Task to carry out: Leave out every picture, then transcribe the rest of the listing exactly.

Supplied records:

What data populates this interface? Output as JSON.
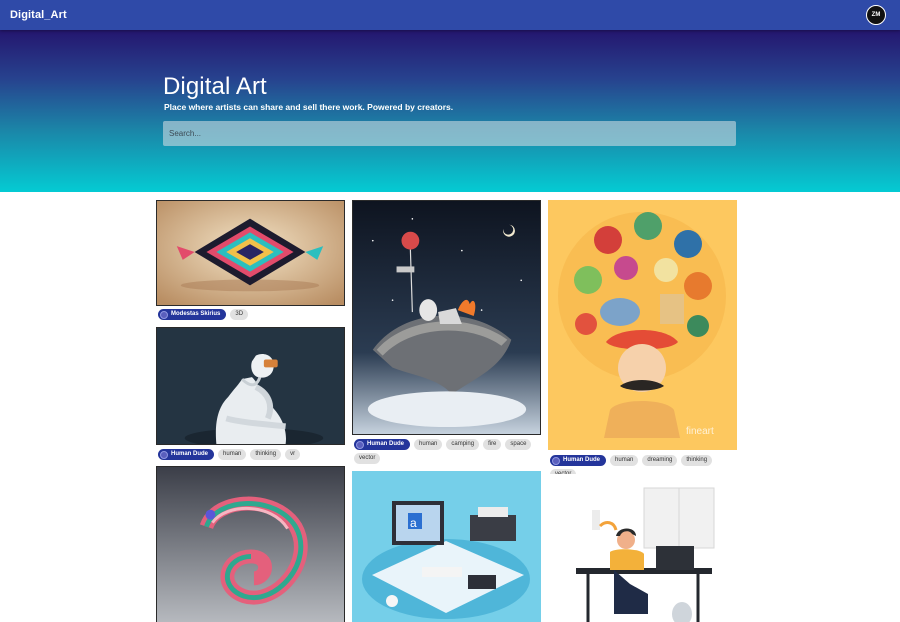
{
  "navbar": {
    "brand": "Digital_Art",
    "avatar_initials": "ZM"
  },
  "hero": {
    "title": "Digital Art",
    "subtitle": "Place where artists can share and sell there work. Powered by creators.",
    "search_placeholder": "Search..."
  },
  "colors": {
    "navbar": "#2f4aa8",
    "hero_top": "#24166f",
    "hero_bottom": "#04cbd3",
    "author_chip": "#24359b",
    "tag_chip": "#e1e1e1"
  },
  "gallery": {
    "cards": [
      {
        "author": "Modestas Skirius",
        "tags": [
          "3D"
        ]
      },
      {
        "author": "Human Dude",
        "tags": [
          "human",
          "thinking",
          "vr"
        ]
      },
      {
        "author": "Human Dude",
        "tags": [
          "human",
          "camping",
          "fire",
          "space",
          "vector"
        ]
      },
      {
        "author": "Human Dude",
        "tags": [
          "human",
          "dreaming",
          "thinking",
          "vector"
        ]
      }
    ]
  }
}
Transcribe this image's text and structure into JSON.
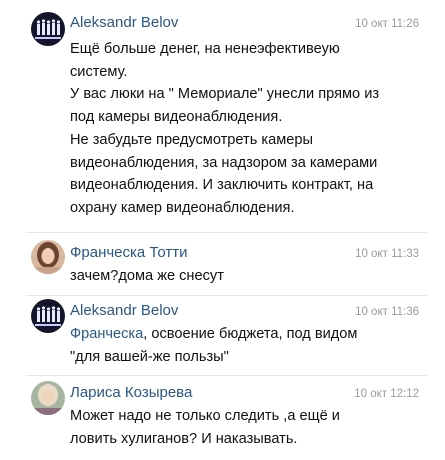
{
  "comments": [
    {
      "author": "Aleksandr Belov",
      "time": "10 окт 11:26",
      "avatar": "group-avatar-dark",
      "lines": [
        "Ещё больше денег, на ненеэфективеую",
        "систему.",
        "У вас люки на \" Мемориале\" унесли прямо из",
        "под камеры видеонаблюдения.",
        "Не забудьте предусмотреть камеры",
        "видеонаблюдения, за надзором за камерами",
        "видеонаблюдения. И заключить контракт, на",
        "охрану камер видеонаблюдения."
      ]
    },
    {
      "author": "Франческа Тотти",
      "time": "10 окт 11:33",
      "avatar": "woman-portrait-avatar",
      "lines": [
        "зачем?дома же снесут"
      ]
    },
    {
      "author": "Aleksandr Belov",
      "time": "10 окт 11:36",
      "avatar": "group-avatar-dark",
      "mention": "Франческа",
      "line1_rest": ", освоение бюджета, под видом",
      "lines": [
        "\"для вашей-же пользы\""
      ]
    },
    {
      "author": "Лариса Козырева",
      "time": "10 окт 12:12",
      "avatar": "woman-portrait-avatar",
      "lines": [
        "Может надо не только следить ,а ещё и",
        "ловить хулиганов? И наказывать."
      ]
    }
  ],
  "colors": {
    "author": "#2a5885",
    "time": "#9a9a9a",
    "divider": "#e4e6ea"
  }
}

Reply:
What data populates this interface? Output as JSON.
{
  "navbar": {
    "brand": "Digital_Art",
    "avatar_initials": "ZM"
  },
  "hero": {
    "title": "Digital Art",
    "subtitle": "Place where artists can share and sell there work. Powered by creators.",
    "search_placeholder": "Search..."
  },
  "colors": {
    "navbar": "#2f4aa8",
    "hero_top": "#24166f",
    "hero_bottom": "#04cbd3",
    "author_chip": "#24359b",
    "tag_chip": "#e1e1e1"
  },
  "gallery": {
    "cards": [
      {
        "author": "Modestas Skirius",
        "tags": [
          "3D"
        ]
      },
      {
        "author": "Human Dude",
        "tags": [
          "human",
          "thinking",
          "vr"
        ]
      },
      {
        "author": "Human Dude",
        "tags": [
          "human",
          "camping",
          "fire",
          "space",
          "vector"
        ]
      },
      {
        "author": "Human Dude",
        "tags": [
          "human",
          "dreaming",
          "thinking",
          "vector"
        ]
      }
    ]
  }
}
Transcribe this image's text and structure into JSON.
{
  "comments": [
    {
      "author": "Aleksandr Belov",
      "time": "10 окт 11:26",
      "avatar": "group-avatar-dark",
      "lines": [
        "Ещё больше денег, на ненеэфективеую",
        "систему.",
        "У вас люки на \" Мемориале\" унесли прямо из",
        "под камеры видеонаблюдения.",
        "Не забудьте предусмотреть камеры",
        "видеонаблюдения, за надзором за камерами",
        "видеонаблюдения. И заключить контракт, на",
        "охрану камер видеонаблюдения."
      ]
    },
    {
      "author": "Франческа Тотти",
      "time": "10 окт 11:33",
      "avatar": "woman-portrait-avatar",
      "lines": [
        "зачем?дома же снесут"
      ]
    },
    {
      "author": "Aleksandr Belov",
      "time": "10 окт 11:36",
      "avatar": "group-avatar-dark",
      "mention": "Франческа",
      "line1_rest": ", освоение бюджета, под видом",
      "lines": [
        "\"для вашей-же пользы\""
      ]
    },
    {
      "author": "Лариса Козырева",
      "time": "10 окт 12:12",
      "avatar": "woman-portrait-avatar",
      "lines": [
        "Может надо не только следить ,а ещё и",
        "ловить хулиганов? И наказывать."
      ]
    }
  ],
  "colors": {
    "author": "#2a5885",
    "time": "#9a9a9a",
    "divider": "#e4e6ea"
  }
}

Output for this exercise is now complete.